Goal: Exactly reproduce the entries, dropping any pictures from your copy.

Extracted data entries:
╭──
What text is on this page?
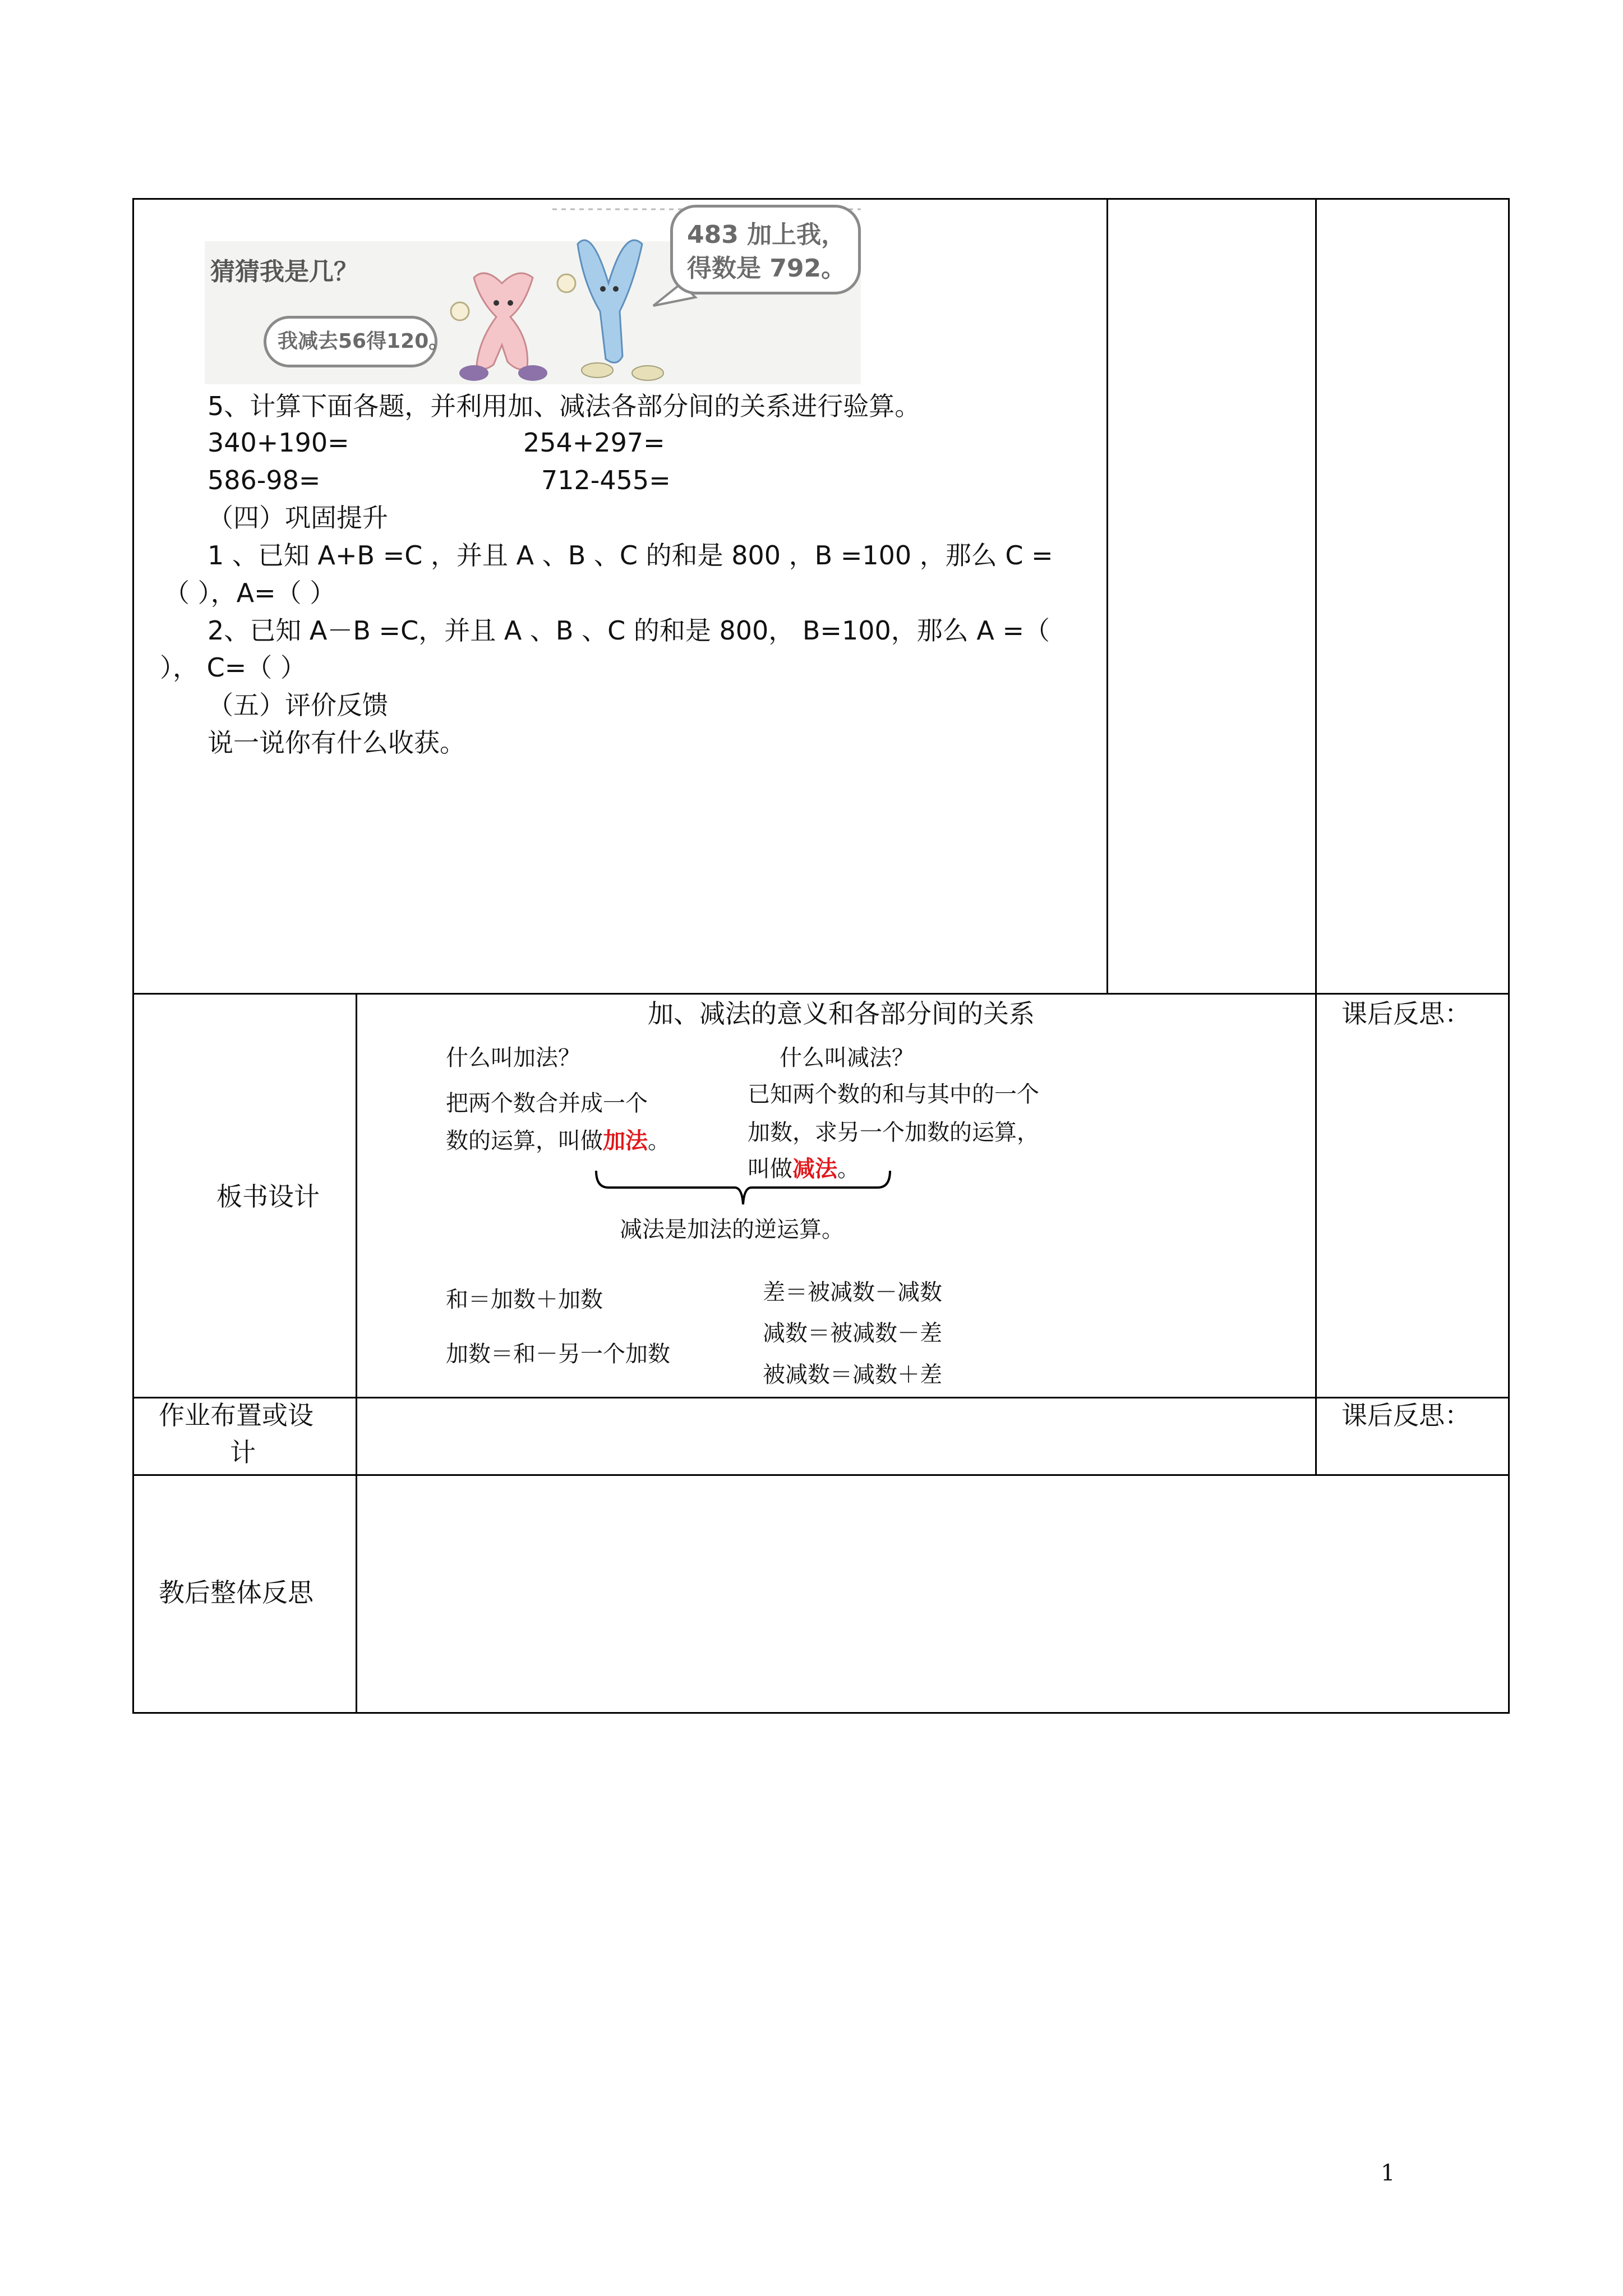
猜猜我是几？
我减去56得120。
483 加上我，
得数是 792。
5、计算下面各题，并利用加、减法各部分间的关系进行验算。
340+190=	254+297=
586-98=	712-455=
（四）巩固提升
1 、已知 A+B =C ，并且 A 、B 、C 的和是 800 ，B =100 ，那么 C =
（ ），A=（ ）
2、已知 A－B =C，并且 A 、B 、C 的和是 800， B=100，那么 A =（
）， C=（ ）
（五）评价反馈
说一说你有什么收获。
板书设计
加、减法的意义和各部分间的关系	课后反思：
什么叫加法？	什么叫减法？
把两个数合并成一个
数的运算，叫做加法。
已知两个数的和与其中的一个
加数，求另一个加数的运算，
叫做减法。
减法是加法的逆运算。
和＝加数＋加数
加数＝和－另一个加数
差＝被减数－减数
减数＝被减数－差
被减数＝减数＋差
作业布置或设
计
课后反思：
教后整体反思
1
╰──
Answer for this exercise:
What text is on this page?
猜猜我是几？
我减去56得120。
483 加上我，
得数是 792。
5、计算下面各题，并利用加、减法各部分间的关系进行验算。
340+190=	254+297=
586-98=	712-455=
（四）巩固提升
1 、已知 A+B =C ，并且 A 、B 、C 的和是 800 ，B =100 ，那么 C =
（ ），A=（ ）
2、已知 A－B =C，并且 A 、B 、C 的和是 800， B=100，那么 A =（
）， C=（ ）
（五）评价反馈
说一说你有什么收获。
板书设计
加、减法的意义和各部分间的关系	课后反思：
什么叫加法？	什么叫减法？
把两个数合并成一个
数的运算，叫做加法。
已知两个数的和与其中的一个
加数，求另一个加数的运算，
叫做减法。
减法是加法的逆运算。
和＝加数＋加数
加数＝和－另一个加数
差＝被减数－减数
减数＝被减数－差
被减数＝减数＋差
作业布置或设
计
课后反思：
教后整体反思
1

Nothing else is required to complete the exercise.